Begin
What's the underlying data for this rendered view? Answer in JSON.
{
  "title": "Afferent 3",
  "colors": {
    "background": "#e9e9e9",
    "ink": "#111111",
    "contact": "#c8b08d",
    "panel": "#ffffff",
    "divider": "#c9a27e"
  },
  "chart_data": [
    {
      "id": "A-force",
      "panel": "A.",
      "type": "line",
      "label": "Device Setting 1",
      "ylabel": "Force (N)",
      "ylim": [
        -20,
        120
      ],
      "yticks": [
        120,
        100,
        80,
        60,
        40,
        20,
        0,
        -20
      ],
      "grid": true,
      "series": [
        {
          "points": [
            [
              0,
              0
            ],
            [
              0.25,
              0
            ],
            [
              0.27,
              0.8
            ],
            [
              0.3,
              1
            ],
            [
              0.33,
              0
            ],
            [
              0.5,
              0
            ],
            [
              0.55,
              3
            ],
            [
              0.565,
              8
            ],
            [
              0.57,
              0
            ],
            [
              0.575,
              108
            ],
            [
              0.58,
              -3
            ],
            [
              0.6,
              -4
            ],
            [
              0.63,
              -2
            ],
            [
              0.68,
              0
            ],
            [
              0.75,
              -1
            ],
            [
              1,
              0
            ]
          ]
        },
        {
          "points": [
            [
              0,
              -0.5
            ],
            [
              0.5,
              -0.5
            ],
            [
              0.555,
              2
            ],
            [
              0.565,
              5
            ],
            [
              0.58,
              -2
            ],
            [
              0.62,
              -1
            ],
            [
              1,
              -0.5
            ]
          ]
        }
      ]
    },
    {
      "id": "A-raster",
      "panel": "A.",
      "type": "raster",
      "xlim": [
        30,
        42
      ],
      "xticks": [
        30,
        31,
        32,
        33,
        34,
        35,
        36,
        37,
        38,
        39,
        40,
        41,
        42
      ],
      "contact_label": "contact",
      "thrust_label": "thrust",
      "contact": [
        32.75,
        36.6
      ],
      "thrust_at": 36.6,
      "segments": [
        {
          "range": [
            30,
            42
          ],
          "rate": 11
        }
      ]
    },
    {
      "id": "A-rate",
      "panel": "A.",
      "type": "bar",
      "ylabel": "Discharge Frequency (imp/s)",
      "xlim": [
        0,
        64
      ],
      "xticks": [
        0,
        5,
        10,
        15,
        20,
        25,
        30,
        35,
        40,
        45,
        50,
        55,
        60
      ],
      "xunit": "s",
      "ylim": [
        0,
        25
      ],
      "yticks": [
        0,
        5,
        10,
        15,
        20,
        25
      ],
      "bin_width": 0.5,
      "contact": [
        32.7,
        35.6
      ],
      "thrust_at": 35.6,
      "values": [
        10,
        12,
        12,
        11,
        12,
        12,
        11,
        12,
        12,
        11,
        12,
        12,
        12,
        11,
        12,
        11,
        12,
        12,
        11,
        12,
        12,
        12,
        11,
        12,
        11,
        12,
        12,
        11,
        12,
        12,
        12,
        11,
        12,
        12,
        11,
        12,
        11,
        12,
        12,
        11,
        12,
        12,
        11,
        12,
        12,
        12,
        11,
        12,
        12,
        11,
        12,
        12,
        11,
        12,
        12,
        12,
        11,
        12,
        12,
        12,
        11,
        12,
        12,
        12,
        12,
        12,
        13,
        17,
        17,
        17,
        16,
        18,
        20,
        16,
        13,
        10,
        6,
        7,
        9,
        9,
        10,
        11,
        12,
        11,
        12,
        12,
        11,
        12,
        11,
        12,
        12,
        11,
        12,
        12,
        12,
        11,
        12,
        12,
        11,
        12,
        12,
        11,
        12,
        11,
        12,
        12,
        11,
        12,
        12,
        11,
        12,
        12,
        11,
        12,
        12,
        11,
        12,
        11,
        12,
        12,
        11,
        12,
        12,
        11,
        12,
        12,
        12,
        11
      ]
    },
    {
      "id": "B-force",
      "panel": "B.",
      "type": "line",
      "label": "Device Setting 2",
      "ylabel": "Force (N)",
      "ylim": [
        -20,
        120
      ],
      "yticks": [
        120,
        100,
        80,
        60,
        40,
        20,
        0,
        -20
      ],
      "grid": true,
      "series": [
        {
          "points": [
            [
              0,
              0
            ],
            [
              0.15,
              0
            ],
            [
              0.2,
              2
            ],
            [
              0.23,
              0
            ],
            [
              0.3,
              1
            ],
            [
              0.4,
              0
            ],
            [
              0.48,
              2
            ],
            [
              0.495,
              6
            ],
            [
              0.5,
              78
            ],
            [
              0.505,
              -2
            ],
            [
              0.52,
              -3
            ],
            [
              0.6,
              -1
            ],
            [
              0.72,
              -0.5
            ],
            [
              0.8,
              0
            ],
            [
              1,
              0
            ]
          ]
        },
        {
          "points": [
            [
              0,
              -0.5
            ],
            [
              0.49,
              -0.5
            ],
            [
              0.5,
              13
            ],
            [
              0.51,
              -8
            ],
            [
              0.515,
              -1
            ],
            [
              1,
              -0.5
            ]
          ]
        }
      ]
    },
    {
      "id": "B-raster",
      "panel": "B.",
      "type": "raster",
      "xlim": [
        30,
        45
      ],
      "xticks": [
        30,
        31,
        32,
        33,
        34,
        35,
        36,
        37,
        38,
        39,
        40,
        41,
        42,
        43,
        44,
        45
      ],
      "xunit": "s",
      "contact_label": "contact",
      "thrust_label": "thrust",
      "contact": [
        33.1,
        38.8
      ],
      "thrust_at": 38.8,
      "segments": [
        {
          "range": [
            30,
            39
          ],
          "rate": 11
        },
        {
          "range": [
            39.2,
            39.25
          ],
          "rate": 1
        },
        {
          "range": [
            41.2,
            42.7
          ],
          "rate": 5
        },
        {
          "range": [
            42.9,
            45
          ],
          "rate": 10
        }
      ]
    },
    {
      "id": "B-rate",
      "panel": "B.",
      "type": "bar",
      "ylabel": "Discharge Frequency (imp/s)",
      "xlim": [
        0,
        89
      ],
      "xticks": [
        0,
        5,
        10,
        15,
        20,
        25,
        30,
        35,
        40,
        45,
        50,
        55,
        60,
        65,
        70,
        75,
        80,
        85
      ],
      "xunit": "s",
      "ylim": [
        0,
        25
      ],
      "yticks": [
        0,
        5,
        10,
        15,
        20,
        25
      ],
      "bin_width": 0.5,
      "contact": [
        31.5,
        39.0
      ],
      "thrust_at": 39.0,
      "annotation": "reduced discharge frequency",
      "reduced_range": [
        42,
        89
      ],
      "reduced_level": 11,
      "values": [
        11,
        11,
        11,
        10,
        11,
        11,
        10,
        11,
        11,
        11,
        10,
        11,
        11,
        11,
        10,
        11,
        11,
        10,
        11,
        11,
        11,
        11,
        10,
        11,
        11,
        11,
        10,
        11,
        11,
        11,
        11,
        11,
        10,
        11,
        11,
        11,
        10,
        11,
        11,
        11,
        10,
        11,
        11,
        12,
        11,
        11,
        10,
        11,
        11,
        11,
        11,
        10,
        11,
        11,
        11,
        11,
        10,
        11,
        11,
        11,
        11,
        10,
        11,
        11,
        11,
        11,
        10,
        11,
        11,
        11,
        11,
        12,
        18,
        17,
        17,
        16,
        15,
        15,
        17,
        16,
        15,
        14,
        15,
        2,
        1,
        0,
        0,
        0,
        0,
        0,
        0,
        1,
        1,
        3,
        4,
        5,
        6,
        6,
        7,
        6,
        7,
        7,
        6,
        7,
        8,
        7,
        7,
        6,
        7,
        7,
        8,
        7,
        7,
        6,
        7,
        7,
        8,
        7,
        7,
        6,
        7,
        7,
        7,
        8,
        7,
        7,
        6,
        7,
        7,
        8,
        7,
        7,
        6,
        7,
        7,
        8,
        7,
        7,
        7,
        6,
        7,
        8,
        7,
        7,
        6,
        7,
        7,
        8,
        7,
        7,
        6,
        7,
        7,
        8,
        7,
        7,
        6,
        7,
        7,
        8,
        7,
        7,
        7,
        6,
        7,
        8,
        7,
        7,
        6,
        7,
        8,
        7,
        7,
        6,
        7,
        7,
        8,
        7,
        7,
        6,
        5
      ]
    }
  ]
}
End
Find the word "Device" in the data and copy out each line where it turns up.

      "label": "Device Setting 1",
      "label": "Device Setting 2",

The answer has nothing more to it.